> **Your objective**: Report every line of the records that contains the string "utils".

┏━━

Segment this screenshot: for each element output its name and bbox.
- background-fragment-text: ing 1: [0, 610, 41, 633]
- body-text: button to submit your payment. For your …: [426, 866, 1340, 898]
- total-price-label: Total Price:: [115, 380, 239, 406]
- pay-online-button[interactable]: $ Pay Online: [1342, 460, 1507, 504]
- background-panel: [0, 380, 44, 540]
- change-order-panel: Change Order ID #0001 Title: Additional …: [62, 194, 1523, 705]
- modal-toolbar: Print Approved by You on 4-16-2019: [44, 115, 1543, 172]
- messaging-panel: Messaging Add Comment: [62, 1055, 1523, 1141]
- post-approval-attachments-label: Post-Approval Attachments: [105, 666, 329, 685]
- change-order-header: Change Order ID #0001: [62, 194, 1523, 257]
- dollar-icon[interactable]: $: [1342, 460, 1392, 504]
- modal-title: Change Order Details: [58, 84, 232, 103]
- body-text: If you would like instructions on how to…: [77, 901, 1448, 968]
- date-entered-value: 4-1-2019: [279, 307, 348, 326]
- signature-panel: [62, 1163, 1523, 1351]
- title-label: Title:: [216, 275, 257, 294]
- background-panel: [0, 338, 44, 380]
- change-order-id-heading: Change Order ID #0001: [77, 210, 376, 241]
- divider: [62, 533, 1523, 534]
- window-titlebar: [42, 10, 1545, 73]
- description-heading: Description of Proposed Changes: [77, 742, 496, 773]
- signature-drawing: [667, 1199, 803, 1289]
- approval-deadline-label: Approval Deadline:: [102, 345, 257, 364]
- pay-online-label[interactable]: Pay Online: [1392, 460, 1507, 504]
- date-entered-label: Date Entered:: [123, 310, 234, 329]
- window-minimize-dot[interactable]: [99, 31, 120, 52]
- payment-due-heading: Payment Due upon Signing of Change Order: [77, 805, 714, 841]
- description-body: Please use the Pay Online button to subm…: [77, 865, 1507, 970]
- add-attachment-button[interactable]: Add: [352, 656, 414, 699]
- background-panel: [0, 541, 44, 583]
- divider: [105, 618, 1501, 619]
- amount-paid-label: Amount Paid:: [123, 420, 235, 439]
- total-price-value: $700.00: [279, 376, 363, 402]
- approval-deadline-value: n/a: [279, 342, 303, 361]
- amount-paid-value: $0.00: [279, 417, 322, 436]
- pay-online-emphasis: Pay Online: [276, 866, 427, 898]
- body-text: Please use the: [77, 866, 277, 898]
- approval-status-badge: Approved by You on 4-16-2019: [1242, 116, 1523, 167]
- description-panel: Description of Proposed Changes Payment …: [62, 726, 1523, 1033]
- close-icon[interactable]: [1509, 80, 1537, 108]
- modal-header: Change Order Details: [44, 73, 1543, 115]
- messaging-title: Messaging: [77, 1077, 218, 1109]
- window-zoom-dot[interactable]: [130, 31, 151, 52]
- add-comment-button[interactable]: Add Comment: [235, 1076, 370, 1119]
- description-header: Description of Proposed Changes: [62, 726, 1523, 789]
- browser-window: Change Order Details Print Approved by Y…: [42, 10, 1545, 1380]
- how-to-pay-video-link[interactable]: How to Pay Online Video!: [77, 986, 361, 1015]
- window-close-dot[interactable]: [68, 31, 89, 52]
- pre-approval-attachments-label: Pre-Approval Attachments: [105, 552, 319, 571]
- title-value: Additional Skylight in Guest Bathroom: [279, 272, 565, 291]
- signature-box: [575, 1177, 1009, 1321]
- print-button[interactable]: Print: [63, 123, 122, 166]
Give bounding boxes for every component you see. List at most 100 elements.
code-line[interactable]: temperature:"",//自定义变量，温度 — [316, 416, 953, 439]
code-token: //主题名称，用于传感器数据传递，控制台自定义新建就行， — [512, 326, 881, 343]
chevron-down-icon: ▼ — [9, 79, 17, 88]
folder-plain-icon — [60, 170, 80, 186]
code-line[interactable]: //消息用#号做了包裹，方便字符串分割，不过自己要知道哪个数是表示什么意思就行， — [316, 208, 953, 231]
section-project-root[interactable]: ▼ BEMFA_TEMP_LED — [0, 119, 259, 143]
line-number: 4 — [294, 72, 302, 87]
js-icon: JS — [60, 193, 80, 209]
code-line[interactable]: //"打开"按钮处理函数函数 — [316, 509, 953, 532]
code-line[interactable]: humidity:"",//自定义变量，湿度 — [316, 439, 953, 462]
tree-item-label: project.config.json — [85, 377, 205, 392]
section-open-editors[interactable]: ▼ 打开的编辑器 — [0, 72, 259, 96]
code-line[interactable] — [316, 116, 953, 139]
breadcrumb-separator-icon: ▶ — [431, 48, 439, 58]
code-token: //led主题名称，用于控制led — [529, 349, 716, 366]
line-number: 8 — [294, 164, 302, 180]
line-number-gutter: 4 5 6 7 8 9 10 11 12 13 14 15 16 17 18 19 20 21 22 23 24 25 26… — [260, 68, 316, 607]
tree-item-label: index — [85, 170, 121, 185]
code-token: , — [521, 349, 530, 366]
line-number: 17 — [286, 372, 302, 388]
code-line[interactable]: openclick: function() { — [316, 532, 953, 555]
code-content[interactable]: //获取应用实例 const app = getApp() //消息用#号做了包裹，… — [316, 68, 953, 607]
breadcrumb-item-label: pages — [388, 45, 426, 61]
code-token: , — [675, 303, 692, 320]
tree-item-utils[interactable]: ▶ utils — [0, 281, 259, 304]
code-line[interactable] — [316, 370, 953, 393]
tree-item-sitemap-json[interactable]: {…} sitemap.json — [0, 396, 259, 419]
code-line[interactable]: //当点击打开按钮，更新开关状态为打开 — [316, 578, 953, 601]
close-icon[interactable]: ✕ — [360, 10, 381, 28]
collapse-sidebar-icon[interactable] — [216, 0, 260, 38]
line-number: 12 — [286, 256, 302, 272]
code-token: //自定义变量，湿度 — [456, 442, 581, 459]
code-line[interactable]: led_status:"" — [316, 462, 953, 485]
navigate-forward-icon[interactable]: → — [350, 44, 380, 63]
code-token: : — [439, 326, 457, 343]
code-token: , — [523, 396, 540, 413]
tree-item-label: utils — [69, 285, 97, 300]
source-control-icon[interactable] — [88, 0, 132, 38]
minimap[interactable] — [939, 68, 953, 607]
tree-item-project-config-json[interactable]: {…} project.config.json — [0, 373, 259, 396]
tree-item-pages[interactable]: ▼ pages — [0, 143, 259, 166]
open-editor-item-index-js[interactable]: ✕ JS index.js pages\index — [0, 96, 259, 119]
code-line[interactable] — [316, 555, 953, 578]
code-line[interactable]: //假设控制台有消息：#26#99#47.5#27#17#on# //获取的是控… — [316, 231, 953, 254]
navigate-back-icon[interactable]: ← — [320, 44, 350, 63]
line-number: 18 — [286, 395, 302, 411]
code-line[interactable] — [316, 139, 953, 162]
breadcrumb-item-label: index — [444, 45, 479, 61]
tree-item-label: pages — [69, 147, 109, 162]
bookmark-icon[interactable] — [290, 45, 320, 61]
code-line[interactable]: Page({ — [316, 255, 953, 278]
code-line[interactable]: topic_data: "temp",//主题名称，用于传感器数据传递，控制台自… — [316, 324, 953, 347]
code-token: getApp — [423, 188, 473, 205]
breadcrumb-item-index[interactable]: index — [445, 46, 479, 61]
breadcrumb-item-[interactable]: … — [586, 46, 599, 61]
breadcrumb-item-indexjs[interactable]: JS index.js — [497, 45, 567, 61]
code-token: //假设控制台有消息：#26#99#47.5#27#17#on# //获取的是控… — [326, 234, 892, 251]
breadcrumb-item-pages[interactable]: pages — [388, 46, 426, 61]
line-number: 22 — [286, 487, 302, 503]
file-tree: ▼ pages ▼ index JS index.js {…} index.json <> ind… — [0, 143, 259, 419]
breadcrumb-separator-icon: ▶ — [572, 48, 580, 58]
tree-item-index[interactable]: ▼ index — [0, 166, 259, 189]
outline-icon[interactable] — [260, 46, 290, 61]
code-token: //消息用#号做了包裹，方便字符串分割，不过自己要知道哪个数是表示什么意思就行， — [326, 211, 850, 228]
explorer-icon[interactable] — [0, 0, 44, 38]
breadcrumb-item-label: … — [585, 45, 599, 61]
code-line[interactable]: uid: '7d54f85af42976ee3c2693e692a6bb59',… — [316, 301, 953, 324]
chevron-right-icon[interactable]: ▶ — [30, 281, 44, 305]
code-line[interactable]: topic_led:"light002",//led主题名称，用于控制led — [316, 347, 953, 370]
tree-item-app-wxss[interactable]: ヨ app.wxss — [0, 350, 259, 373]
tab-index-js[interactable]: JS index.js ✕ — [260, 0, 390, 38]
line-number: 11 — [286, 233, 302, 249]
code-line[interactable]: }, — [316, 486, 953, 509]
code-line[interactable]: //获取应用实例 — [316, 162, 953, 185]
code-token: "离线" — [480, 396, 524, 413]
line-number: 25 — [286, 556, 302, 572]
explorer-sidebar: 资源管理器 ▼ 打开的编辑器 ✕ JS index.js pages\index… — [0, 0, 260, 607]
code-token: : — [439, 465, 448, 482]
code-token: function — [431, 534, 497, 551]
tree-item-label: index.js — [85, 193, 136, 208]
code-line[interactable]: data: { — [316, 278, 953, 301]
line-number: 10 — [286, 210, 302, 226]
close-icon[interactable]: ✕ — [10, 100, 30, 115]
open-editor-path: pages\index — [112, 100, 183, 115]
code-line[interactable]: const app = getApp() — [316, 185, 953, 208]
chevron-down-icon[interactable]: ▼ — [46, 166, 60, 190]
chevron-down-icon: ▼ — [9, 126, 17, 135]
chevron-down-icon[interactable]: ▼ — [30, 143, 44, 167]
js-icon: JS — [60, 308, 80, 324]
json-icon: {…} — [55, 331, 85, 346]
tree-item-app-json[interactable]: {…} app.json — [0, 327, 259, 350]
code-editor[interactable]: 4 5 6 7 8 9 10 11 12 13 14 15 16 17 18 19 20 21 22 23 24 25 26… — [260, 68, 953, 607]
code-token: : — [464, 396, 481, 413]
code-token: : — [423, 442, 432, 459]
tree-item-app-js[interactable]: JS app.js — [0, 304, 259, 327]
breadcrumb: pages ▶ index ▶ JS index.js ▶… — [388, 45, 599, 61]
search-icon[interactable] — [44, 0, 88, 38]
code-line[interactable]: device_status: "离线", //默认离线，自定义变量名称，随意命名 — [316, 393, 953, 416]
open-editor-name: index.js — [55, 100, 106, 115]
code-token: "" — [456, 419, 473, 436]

┗━━

> **Result**:
tree-item-utils[interactable]: ▶ utils — [0, 281, 259, 304]
tree-item-label: utils — [69, 285, 97, 300]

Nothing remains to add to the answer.